#### [Task list]
(A) According to the passage on Johanna Müller-Hermann, where is her musical estate held?
(B) Continue the passage on Johanna Müller-Hermann from the point where it stops.

#### [Text segment]
+===+
Since 1903, Johanna Müller-Hermann has appeared regularly as a composer, many of her works have been positively reviewed and praised for their colourful, modern harmony. Apart from opera there is no relevant musical genre that is not represented in her oeuvre. The musical estate is part of the music collection of the Austrian National Library.
Stefan Mendl’s thoughts on the work
Johanna Müller-Hermann, born in Vienna in 1868, where she died in 1941, was a student of Alexander Zemlinsky and Franz Schmidt. She was also greatly influenced by the Czech composer Josef Bohuslav Foerster, with whom she studied music theory and, as his successor, taught at the New Vienna Conservatory between 1918 and 1932. Her Seven Songs op.1 were published in 1903 and her Sonata for Violin and Piano op.5 was published by Doblinger in 1905. The premiere took place on November 4, 1905, and was very positively reviewed when it was performed again in 1908 in the Ehrbar-Saal in the Neues Wiener Tagblatt.
+===+
#### [Dataset extract]
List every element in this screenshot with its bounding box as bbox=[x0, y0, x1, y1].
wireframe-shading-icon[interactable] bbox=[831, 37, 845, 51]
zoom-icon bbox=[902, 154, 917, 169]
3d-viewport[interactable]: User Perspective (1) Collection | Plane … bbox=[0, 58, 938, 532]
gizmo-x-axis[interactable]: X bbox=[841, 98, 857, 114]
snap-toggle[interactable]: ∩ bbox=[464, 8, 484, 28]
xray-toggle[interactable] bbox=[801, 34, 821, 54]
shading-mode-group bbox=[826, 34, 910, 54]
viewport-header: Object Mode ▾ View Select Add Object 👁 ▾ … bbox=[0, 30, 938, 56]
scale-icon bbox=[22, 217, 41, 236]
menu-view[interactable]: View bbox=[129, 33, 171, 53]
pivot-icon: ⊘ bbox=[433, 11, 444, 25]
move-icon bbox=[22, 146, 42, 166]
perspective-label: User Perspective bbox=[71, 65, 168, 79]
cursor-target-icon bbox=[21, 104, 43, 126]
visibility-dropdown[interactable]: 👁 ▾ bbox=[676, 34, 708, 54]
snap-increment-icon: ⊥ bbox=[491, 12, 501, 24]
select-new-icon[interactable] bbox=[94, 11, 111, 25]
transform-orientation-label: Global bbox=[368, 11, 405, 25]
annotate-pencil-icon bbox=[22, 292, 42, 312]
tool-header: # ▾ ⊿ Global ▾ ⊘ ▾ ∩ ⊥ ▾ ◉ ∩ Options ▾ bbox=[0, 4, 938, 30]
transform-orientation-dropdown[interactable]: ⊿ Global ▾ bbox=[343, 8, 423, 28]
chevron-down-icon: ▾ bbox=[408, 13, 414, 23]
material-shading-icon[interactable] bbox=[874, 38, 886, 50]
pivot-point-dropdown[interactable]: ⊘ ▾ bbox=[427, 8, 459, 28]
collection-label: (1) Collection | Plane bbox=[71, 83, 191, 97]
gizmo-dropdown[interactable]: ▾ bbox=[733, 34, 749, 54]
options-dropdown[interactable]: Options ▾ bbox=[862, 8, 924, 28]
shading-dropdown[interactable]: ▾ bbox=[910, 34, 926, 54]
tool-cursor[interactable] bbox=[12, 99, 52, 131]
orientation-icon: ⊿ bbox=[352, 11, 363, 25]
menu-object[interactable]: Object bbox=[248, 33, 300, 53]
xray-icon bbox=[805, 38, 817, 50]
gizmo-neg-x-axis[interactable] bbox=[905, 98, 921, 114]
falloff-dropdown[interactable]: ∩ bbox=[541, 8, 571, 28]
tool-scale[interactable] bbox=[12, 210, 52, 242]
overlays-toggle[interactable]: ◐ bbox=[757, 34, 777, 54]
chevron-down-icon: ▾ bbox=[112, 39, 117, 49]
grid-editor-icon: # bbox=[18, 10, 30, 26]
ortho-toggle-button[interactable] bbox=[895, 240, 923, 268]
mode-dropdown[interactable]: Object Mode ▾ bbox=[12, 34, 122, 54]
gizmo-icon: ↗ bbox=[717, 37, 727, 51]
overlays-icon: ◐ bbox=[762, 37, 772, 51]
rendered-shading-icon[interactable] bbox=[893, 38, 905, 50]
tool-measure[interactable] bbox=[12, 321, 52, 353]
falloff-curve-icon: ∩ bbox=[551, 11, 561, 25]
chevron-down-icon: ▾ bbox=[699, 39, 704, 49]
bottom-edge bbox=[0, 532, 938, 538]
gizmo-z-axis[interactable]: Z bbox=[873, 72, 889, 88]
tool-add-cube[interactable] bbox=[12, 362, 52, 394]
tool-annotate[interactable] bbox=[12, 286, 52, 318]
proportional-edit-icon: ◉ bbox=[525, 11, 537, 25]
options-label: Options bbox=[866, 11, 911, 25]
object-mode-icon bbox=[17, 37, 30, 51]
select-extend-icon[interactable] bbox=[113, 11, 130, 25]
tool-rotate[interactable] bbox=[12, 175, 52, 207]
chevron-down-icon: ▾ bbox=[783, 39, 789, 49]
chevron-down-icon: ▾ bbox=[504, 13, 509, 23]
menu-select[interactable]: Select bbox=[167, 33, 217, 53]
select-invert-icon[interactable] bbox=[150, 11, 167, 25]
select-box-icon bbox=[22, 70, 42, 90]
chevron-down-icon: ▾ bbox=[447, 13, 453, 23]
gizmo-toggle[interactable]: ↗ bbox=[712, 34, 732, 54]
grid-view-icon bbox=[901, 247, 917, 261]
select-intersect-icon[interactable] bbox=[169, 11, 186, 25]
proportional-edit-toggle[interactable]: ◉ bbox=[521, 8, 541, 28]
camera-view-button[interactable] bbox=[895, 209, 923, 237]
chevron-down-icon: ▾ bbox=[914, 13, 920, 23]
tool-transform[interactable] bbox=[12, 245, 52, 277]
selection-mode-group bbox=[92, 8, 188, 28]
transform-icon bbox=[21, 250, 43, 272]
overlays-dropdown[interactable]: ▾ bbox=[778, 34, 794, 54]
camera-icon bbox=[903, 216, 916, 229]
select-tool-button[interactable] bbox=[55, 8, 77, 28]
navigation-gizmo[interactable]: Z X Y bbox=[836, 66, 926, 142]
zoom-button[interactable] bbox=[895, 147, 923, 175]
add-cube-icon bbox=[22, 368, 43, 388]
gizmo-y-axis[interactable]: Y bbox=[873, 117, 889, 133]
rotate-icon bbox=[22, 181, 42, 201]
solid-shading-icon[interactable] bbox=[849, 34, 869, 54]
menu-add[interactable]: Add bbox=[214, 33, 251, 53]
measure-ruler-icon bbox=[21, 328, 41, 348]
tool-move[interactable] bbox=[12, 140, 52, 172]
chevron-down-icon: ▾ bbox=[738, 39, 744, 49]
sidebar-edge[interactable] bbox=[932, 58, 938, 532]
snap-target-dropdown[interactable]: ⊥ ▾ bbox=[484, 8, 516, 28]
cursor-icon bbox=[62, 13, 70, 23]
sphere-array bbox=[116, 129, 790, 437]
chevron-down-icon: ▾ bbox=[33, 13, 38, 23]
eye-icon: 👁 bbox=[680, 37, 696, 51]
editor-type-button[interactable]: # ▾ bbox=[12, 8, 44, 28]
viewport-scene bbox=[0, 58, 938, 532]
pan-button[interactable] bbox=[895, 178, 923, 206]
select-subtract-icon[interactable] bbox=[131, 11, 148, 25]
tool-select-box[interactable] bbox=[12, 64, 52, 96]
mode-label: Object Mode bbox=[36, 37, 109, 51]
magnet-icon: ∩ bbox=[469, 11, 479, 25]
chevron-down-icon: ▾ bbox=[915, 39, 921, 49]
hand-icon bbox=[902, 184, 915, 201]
+===+
#### [In response]
(A) It is part of the music collection of the Austrian National Library.

(B)
The four-movement sonata was written entirely under the influence of Brahms’ chamber music. Nevertheless, the composer finds completely independent and wonderful solutions, such as in the particularly successful scherzo, which after the trio part features a “fugato” before the “da capo”, or in the wonderful finale, which begins with a small violin cadenza and then harks back to the wonderfully vocal-like main theme, initially introduced by the piano.
This piece is a work that deserves its place even among the masterpiece-rich genre of sonatas for violin and piano.